┌─ SUPPLIED MATERIAL

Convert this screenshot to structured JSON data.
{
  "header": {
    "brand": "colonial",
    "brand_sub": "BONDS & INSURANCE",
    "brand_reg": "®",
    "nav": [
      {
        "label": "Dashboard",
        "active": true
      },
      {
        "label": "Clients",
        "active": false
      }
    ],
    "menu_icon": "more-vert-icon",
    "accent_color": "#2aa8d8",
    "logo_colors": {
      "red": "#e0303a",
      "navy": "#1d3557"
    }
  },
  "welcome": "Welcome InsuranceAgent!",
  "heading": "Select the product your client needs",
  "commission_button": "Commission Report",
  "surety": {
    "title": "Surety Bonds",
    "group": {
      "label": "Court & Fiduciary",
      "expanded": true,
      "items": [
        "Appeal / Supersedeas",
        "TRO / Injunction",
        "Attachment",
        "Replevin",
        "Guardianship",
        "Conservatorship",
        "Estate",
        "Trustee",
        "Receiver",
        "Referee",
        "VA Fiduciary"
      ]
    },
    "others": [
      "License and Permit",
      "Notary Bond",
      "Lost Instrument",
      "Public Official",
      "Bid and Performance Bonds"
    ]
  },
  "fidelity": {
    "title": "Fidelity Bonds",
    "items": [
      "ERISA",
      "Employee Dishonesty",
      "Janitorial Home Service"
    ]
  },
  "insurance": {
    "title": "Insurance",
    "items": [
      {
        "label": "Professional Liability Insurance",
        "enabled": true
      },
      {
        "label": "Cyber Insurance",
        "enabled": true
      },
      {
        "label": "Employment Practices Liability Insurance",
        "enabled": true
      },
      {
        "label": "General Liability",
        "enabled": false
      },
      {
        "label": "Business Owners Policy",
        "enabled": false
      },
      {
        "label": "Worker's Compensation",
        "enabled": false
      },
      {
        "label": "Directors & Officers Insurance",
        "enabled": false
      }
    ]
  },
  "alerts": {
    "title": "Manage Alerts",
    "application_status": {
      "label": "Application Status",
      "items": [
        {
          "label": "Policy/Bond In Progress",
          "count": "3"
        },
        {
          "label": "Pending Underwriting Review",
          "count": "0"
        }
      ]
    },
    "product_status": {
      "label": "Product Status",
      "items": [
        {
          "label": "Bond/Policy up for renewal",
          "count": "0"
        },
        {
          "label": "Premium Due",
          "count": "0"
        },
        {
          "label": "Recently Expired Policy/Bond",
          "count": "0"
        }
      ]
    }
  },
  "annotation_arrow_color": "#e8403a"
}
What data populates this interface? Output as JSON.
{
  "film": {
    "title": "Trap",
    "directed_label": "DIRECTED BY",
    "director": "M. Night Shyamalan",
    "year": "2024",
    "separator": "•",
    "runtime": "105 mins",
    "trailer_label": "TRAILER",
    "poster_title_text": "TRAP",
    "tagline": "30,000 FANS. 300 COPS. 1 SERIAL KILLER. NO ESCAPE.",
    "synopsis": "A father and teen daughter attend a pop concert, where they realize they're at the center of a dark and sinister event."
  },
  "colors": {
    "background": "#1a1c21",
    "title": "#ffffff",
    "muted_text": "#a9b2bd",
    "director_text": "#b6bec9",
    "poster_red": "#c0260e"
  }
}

└─

TASK OBJECTIVE -> From the data above, copy each line where the string "Policy" appears.

RESULT OF THIS TASK ->
        "label": "Business Owners Policy",
          "label": "Policy/Bond In Progress",
          "label": "Bond/Policy up for renewal",
          "label": "Recently Expired Policy/Bond",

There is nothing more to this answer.